WHAT THE TASK ASKS:
Give all of the lines again exactly as they read.

(Data entries)
|---|
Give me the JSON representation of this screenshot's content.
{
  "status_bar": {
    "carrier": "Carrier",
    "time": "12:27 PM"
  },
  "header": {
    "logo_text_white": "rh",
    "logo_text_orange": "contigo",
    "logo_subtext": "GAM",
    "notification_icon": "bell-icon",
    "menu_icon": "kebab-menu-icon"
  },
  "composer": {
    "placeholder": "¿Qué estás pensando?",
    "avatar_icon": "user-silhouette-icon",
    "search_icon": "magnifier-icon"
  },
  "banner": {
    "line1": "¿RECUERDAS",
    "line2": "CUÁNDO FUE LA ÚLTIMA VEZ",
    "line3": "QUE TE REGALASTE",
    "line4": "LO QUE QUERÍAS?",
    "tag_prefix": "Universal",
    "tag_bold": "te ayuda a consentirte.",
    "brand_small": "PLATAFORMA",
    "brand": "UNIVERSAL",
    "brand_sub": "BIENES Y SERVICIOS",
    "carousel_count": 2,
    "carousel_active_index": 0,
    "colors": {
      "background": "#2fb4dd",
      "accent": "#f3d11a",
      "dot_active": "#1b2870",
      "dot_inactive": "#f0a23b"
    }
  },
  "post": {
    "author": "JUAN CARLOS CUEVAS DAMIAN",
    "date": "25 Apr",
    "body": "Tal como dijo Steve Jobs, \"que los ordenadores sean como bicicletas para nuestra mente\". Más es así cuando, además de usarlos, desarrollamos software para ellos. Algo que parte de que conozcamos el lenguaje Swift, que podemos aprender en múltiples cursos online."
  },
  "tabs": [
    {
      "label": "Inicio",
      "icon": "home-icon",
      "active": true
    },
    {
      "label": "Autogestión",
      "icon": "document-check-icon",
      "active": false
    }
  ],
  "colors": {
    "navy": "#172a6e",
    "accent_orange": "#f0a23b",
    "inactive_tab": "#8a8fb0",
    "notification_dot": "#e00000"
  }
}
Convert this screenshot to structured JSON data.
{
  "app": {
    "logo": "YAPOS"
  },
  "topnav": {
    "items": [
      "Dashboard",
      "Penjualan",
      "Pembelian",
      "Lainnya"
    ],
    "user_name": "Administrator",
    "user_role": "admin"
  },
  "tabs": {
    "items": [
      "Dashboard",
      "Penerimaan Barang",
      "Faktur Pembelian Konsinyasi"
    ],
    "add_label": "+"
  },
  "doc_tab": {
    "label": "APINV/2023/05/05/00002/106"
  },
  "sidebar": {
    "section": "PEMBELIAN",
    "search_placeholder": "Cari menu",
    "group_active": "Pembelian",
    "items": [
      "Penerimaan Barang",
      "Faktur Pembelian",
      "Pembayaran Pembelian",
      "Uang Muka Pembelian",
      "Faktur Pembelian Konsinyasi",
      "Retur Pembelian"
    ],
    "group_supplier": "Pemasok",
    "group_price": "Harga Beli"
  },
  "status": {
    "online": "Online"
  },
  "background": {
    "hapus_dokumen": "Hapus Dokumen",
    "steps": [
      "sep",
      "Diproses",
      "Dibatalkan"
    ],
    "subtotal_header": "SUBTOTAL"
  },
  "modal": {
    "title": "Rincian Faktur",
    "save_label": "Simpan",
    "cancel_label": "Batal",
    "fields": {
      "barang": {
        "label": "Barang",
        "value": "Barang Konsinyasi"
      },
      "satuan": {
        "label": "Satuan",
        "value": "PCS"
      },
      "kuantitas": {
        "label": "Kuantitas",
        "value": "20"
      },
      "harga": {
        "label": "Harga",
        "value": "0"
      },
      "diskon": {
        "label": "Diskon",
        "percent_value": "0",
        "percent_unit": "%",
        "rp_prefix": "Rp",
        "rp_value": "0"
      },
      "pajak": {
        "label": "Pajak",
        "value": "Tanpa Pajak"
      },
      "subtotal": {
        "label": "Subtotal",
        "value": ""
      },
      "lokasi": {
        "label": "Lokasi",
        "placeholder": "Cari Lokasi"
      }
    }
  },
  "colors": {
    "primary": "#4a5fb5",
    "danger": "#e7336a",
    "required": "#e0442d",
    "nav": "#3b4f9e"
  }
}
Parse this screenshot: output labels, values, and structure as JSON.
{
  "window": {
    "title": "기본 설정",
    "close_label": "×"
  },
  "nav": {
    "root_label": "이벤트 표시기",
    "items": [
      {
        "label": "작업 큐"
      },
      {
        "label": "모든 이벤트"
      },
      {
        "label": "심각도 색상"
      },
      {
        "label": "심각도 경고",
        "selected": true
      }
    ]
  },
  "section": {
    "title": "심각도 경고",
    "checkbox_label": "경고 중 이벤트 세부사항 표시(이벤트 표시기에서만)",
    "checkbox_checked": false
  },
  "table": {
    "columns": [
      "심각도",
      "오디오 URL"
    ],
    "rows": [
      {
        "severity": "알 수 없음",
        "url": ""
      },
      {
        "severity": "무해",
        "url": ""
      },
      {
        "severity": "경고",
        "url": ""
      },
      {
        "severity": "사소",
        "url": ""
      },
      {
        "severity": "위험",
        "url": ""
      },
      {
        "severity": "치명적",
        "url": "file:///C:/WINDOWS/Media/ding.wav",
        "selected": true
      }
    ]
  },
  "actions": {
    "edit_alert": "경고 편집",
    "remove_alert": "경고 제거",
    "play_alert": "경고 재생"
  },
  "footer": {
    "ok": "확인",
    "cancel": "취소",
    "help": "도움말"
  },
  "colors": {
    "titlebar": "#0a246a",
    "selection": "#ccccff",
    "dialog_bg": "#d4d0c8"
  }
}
|---|
EXERCISE SOLUTION:
Give me the JSON representation of this screenshot's content.
{
  "status_bar": {
    "carrier": "Carrier",
    "time": "12:27 PM"
  },
  "header": {
    "logo_text_white": "rh",
    "logo_text_orange": "contigo",
    "logo_subtext": "GAM",
    "notification_icon": "bell-icon",
    "menu_icon": "kebab-menu-icon"
  },
  "composer": {
    "placeholder": "¿Qué estás pensando?",
    "avatar_icon": "user-silhouette-icon",
    "search_icon": "magnifier-icon"
  },
  "banner": {
    "line1": "¿RECUERDAS",
    "line2": "CUÁNDO FUE LA ÚLTIMA VEZ",
    "line3": "QUE TE REGALASTE",
    "line4": "LO QUE QUERÍAS?",
    "tag_prefix": "Universal",
    "tag_bold": "te ayuda a consentirte.",
    "brand_small": "PLATAFORMA",
    "brand": "UNIVERSAL",
    "brand_sub": "BIENES Y SERVICIOS",
    "carousel_count": 2,
    "carousel_active_index": 0,
    "colors": {
      "background": "#2fb4dd",
      "accent": "#f3d11a",
      "dot_active": "#1b2870",
      "dot_inactive": "#f0a23b"
    }
  },
  "post": {
    "author": "JUAN CARLOS CUEVAS DAMIAN",
    "date": "25 Apr",
    "body": "Tal como dijo Steve Jobs, \"que los ordenadores sean como bicicletas para nuestra mente\". Más es así cuando, además de usarlos, desarrollamos software para ellos. Algo que parte de que conozcamos el lenguaje Swift, que podemos aprender en múltiples cursos online."
  },
  "tabs": [
    {
      "label": "Inicio",
      "icon": "home-icon",
      "active": true
    },
    {
      "label": "Autogestión",
      "icon": "document-check-icon",
      "active": false
    }
  ],
  "colors": {
    "navy": "#172a6e",
    "accent_orange": "#f0a23b",
    "inactive_tab": "#8a8fb0",
    "notification_dot": "#e00000"
  }
}
Convert this screenshot to structured JSON data.
{
  "app": {
    "logo": "YAPOS"
  },
  "topnav": {
    "items": [
      "Dashboard",
      "Penjualan",
      "Pembelian",
      "Lainnya"
    ],
    "user_name": "Administrator",
    "user_role": "admin"
  },
  "tabs": {
    "items": [
      "Dashboard",
      "Penerimaan Barang",
      "Faktur Pembelian Konsinyasi"
    ],
    "add_label": "+"
  },
  "doc_tab": {
    "label": "APINV/2023/05/05/00002/106"
  },
  "sidebar": {
    "section": "PEMBELIAN",
    "search_placeholder": "Cari menu",
    "group_active": "Pembelian",
    "items": [
      "Penerimaan Barang",
      "Faktur Pembelian",
      "Pembayaran Pembelian",
      "Uang Muka Pembelian",
      "Faktur Pembelian Konsinyasi",
      "Retur Pembelian"
    ],
    "group_supplier": "Pemasok",
    "group_price": "Harga Beli"
  },
  "status": {
    "online": "Online"
  },
  "background": {
    "hapus_dokumen": "Hapus Dokumen",
    "steps": [
      "sep",
      "Diproses",
      "Dibatalkan"
    ],
    "subtotal_header": "SUBTOTAL"
  },
  "modal": {
    "title": "Rincian Faktur",
    "save_label": "Simpan",
    "cancel_label": "Batal",
    "fields": {
      "barang": {
        "label": "Barang",
        "value": "Barang Konsinyasi"
      },
      "satuan": {
        "label": "Satuan",
        "value": "PCS"
      },
      "kuantitas": {
        "label": "Kuantitas",
        "value": "20"
      },
      "harga": {
        "label": "Harga",
        "value": "0"
      },
      "diskon": {
        "label": "Diskon",
        "percent_value": "0",
        "percent_unit": "%",
        "rp_prefix": "Rp",
        "rp_value": "0"
      },
      "pajak": {
        "label": "Pajak",
        "value": "Tanpa Pajak"
      },
      "subtotal": {
        "label": "Subtotal",
        "value": ""
      },
      "lokasi": {
        "label": "Lokasi",
        "placeholder": "Cari Lokasi"
      }
    }
  },
  "colors": {
    "primary": "#4a5fb5",
    "danger": "#e7336a",
    "required": "#e0442d",
    "nav": "#3b4f9e"
  }
}
Parse this screenshot: output labels, values, and structure as JSON.
{
  "window": {
    "title": "기본 설정",
    "close_label": "×"
  },
  "nav": {
    "root_label": "이벤트 표시기",
    "items": [
      {
        "label": "작업 큐"
      },
      {
        "label": "모든 이벤트"
      },
      {
        "label": "심각도 색상"
      },
      {
        "label": "심각도 경고",
        "selected": true
      }
    ]
  },
  "section": {
    "title": "심각도 경고",
    "checkbox_label": "경고 중 이벤트 세부사항 표시(이벤트 표시기에서만)",
    "checkbox_checked": false
  },
  "table": {
    "columns": [
      "심각도",
      "오디오 URL"
    ],
    "rows": [
      {
        "severity": "알 수 없음",
        "url": ""
      },
      {
        "severity": "무해",
        "url": ""
      },
      {
        "severity": "경고",
        "url": ""
      },
      {
        "severity": "사소",
        "url": ""
      },
      {
        "severity": "위험",
        "url": ""
      },
      {
        "severity": "치명적",
        "url": "file:///C:/WINDOWS/Media/ding.wav",
        "selected": true
      }
    ]
  },
  "actions": {
    "edit_alert": "경고 편집",
    "remove_alert": "경고 제거",
    "play_alert": "경고 재생"
  },
  "footer": {
    "ok": "확인",
    "cancel": "취소",
    "help": "도움말"
  },
  "colors": {
    "titlebar": "#0a246a",
    "selection": "#ccccff",
    "dialog_bg": "#d4d0c8"
  }
}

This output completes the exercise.